_DATA SHOWN_

_ _ _ _ _ _ _

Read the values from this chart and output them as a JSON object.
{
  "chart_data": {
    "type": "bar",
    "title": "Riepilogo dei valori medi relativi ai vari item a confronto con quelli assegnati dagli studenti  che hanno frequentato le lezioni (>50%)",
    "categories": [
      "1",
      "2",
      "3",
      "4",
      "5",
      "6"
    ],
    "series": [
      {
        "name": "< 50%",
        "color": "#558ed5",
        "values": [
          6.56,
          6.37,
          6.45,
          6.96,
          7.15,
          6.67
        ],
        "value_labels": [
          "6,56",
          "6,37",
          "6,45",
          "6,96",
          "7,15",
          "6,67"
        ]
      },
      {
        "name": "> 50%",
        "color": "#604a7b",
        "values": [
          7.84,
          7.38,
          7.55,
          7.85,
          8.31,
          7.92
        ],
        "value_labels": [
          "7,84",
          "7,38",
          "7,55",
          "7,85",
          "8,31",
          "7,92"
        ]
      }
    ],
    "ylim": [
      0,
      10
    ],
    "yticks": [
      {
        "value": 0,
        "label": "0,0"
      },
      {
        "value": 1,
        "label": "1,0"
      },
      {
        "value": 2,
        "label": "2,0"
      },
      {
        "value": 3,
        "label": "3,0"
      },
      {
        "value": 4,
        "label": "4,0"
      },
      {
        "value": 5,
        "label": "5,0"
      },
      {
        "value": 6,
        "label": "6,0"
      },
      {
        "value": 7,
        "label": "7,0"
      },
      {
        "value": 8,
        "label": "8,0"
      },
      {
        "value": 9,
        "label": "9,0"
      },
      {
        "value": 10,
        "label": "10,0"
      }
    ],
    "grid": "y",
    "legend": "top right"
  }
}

_ _ _ _ _ _ _

_WRITTEN EXERCISE_
Give back all the data exactly as written.

_PROBLEM SOLUTION_
Read the values from this chart and output them as a JSON object.
{
  "chart_data": {
    "type": "bar",
    "title": "Riepilogo dei valori medi relativi ai vari item a confronto con quelli assegnati dagli studenti  che hanno frequentato le lezioni (>50%)",
    "categories": [
      "1",
      "2",
      "3",
      "4",
      "5",
      "6"
    ],
    "series": [
      {
        "name": "< 50%",
        "color": "#558ed5",
        "values": [
          6.56,
          6.37,
          6.45,
          6.96,
          7.15,
          6.67
        ],
        "value_labels": [
          "6,56",
          "6,37",
          "6,45",
          "6,96",
          "7,15",
          "6,67"
        ]
      },
      {
        "name": "> 50%",
        "color": "#604a7b",
        "values": [
          7.84,
          7.38,
          7.55,
          7.85,
          8.31,
          7.92
        ],
        "value_labels": [
          "7,84",
          "7,38",
          "7,55",
          "7,85",
          "8,31",
          "7,92"
        ]
      }
    ],
    "ylim": [
      0,
      10
    ],
    "yticks": [
      {
        "value": 0,
        "label": "0,0"
      },
      {
        "value": 1,
        "label": "1,0"
      },
      {
        "value": 2,
        "label": "2,0"
      },
      {
        "value": 3,
        "label": "3,0"
      },
      {
        "value": 4,
        "label": "4,0"
      },
      {
        "value": 5,
        "label": "5,0"
      },
      {
        "value": 6,
        "label": "6,0"
      },
      {
        "value": 7,
        "label": "7,0"
      },
      {
        "value": 8,
        "label": "8,0"
      },
      {
        "value": 9,
        "label": "9,0"
      },
      {
        "value": 10,
        "label": "10,0"
      }
    ],
    "grid": "y",
    "legend": "top right"
  }
}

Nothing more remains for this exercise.